* [Work instructions] Repeat the listing beneath this line exactly, keeping every character.
··········
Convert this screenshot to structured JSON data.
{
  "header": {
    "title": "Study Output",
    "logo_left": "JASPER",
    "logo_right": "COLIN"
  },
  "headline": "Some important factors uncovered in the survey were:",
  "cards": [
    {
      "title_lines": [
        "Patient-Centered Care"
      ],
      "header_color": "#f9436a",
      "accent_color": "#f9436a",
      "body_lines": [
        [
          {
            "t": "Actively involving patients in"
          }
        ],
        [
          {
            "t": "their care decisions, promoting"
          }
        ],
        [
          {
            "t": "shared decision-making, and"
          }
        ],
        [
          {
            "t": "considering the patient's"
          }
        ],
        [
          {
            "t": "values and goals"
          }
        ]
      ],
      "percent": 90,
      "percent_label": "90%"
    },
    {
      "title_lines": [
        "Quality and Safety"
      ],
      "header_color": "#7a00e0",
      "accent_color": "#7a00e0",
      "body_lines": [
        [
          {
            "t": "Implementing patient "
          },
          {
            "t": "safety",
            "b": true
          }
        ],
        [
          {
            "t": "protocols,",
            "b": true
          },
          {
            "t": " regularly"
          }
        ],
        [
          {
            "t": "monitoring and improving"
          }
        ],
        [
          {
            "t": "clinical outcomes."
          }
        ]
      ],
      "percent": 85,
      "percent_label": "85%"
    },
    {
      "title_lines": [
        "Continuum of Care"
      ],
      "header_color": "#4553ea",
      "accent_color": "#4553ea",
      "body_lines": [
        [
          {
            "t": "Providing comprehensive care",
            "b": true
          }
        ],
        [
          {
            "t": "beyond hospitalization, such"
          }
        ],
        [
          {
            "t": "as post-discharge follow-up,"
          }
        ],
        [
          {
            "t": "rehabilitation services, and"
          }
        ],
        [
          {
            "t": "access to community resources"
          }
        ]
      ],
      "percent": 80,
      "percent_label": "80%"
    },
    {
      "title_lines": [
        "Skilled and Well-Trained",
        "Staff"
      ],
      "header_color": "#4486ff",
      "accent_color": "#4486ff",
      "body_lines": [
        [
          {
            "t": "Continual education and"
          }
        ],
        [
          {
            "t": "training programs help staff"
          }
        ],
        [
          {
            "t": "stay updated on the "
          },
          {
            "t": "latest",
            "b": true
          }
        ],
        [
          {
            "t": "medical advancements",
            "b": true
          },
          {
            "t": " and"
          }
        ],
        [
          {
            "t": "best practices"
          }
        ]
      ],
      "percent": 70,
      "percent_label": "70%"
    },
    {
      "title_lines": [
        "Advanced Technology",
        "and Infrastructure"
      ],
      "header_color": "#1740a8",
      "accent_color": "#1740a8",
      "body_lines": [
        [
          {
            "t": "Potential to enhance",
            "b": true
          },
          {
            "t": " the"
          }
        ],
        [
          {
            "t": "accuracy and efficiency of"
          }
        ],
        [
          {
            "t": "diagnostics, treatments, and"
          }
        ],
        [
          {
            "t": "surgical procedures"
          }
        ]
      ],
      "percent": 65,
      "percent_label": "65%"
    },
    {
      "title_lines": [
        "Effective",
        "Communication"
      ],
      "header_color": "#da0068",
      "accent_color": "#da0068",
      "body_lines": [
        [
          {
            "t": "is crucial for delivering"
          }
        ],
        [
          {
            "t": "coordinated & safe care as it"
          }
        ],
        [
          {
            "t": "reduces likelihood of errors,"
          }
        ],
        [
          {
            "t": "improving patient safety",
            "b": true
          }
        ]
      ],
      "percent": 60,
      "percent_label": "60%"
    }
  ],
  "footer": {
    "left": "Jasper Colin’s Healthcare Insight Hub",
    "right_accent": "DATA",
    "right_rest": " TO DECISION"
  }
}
··········
* [Answer to this problem]
Convert this screenshot to structured JSON data.
{
  "header": {
    "title": "Study Output",
    "logo_left": "JASPER",
    "logo_right": "COLIN"
  },
  "headline": "Some important factors uncovered in the survey were:",
  "cards": [
    {
      "title_lines": [
        "Patient-Centered Care"
      ],
      "header_color": "#f9436a",
      "accent_color": "#f9436a",
      "body_lines": [
        [
          {
            "t": "Actively involving patients in"
          }
        ],
        [
          {
            "t": "their care decisions, promoting"
          }
        ],
        [
          {
            "t": "shared decision-making, and"
          }
        ],
        [
          {
            "t": "considering the patient's"
          }
        ],
        [
          {
            "t": "values and goals"
          }
        ]
      ],
      "percent": 90,
      "percent_label": "90%"
    },
    {
      "title_lines": [
        "Quality and Safety"
      ],
      "header_color": "#7a00e0",
      "accent_color": "#7a00e0",
      "body_lines": [
        [
          {
            "t": "Implementing patient "
          },
          {
            "t": "safety",
            "b": true
          }
        ],
        [
          {
            "t": "protocols,",
            "b": true
          },
          {
            "t": " regularly"
          }
        ],
        [
          {
            "t": "monitoring and improving"
          }
        ],
        [
          {
            "t": "clinical outcomes."
          }
        ]
      ],
      "percent": 85,
      "percent_label": "85%"
    },
    {
      "title_lines": [
        "Continuum of Care"
      ],
      "header_color": "#4553ea",
      "accent_color": "#4553ea",
      "body_lines": [
        [
          {
            "t": "Providing comprehensive care",
            "b": true
          }
        ],
        [
          {
            "t": "beyond hospitalization, such"
          }
        ],
        [
          {
            "t": "as post-discharge follow-up,"
          }
        ],
        [
          {
            "t": "rehabilitation services, and"
          }
        ],
        [
          {
            "t": "access to community resources"
          }
        ]
      ],
      "percent": 80,
      "percent_label": "80%"
    },
    {
      "title_lines": [
        "Skilled and Well-Trained",
        "Staff"
      ],
      "header_color": "#4486ff",
      "accent_color": "#4486ff",
      "body_lines": [
        [
          {
            "t": "Continual education and"
          }
        ],
        [
          {
            "t": "training programs help staff"
          }
        ],
        [
          {
            "t": "stay updated on the "
          },
          {
            "t": "latest",
            "b": true
          }
        ],
        [
          {
            "t": "medical advancements",
            "b": true
          },
          {
            "t": " and"
          }
        ],
        [
          {
            "t": "best practices"
          }
        ]
      ],
      "percent": 70,
      "percent_label": "70%"
    },
    {
      "title_lines": [
        "Advanced Technology",
        "and Infrastructure"
      ],
      "header_color": "#1740a8",
      "accent_color": "#1740a8",
      "body_lines": [
        [
          {
            "t": "Potential to enhance",
            "b": true
          },
          {
            "t": " the"
          }
        ],
        [
          {
            "t": "accuracy and efficiency of"
          }
        ],
        [
          {
            "t": "diagnostics, treatments, and"
          }
        ],
        [
          {
            "t": "surgical procedures"
          }
        ]
      ],
      "percent": 65,
      "percent_label": "65%"
    },
    {
      "title_lines": [
        "Effective",
        "Communication"
      ],
      "header_color": "#da0068",
      "accent_color": "#da0068",
      "body_lines": [
        [
          {
            "t": "is crucial for delivering"
          }
        ],
        [
          {
            "t": "coordinated & safe care as it"
          }
        ],
        [
          {
            "t": "reduces likelihood of errors,"
          }
        ],
        [
          {
            "t": "improving patient safety",
            "b": true
          }
        ]
      ],
      "percent": 60,
      "percent_label": "60%"
    }
  ],
  "footer": {
    "left": "Jasper Colin’s Healthcare Insight Hub",
    "right_accent": "DATA",
    "right_rest": " TO DECISION"
  }
}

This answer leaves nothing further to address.